Extracted data entries:
* * * *

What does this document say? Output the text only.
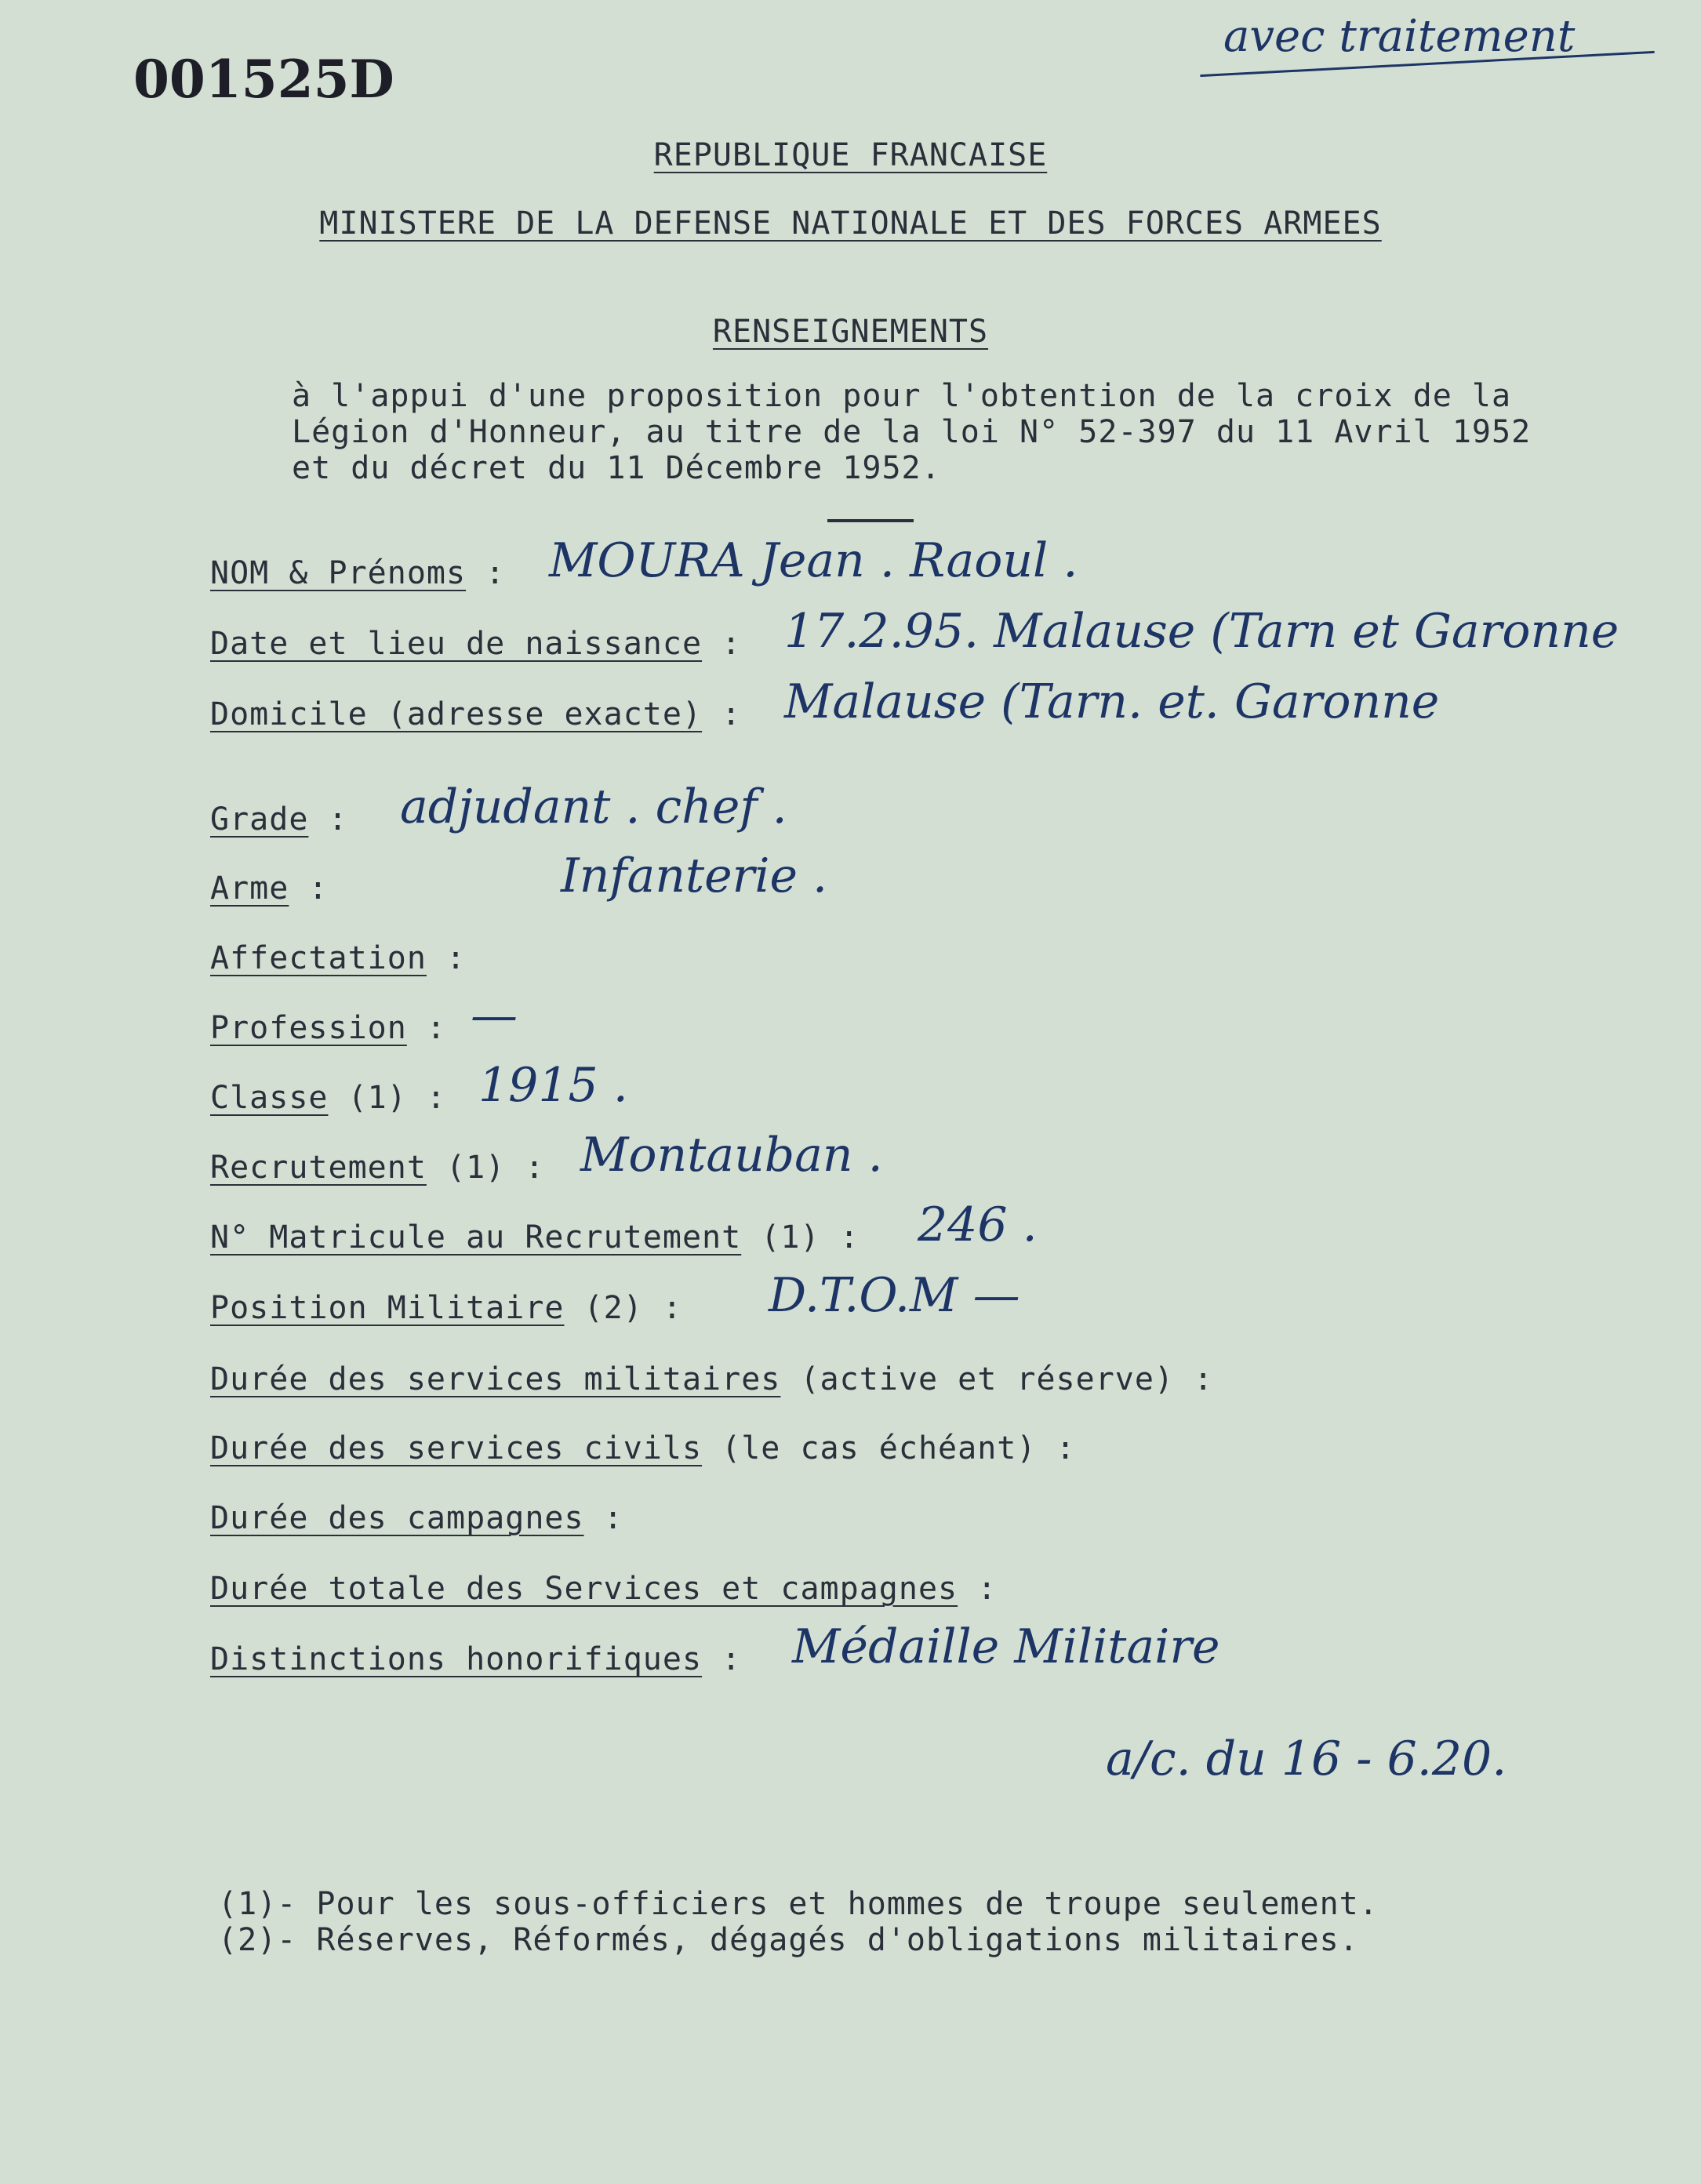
001525D
avec traitement
REPUBLIQUE FRANCAISE
MINISTERE DE LA DEFENSE NATIONALE ET DES FORCES ARMEES
RENSEIGNEMENTS
à l'appui d'une proposition pour l'obtention de la croix de la Légion d'Honneur, au titre de la loi N° 52-397 du 11 Avril 1952 et du décret du 11 Décembre 1952.
NOM & Prénoms : MOURA Jean . Raoul .
Date et lieu de naissance : 17.2.95. Malause (Tarn et Garonne
Domicile (adresse exacte) : Malause (Tarn. et. Garonne
Grade : adjudant . chef .
Arme :	Infanterie .
Affectation :
Profession : —
Classe (1) : 1915 .
Recrutement (1) : Montauban .
N° Matricule au Recrutement (1) : 246 .
Position Militaire (2) : D.T.O.M —
Durée des services militaires (active et réserve) :
Durée des services civils (le cas échéant) :
Durée des campagnes :
Durée totale des Services et campagnes :
Distinctions honorifiques : Médaille Militaire
a/c. du 16 - 6.20.
(1)- Pour les sous-officiers et hommes de troupe seulement.
(2)- Réserves, Réformés, dégagés d'obligations militaires.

* * * *

INSTRUCTION: Which lines contain "Durée"? Show each of them.

RESPONSE:
Durée des services militaires (active et réserve) :
Durée des services civils (le cas échéant) :
Durée des campagnes :
Durée totale des Services et campagnes :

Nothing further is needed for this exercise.